- RECORD EXCERPTS -
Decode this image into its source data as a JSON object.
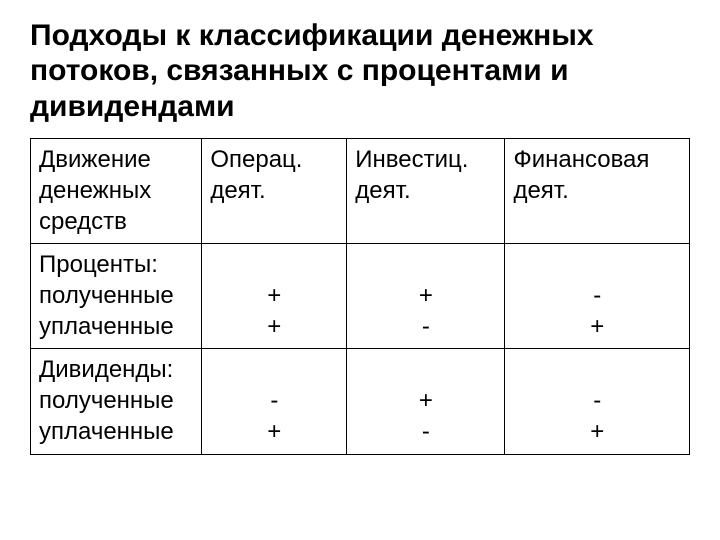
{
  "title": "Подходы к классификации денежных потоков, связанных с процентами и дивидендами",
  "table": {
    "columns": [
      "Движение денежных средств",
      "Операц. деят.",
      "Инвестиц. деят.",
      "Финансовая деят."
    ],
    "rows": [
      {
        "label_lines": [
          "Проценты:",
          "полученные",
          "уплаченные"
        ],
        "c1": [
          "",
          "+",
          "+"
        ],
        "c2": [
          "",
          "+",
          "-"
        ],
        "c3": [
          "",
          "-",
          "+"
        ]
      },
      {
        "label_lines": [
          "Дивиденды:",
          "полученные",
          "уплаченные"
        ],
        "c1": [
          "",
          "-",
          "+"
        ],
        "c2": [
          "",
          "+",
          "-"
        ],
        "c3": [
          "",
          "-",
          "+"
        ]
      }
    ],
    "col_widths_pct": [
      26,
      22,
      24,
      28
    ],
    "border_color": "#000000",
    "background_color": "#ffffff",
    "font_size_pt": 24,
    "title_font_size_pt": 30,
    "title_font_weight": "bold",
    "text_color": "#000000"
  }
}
==
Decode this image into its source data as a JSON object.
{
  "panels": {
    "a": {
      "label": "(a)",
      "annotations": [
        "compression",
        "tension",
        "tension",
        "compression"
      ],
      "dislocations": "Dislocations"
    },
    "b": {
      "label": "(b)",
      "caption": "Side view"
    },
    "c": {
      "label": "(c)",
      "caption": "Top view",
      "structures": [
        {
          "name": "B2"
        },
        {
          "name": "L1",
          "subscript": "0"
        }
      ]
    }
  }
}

- TASK PROMPT -
Each line in the listing above that contains "деят" should be copied.

- TASK ANSWER -
      "Операц. деят.",
      "Инвестиц. деят.",
      "Финансовая деят."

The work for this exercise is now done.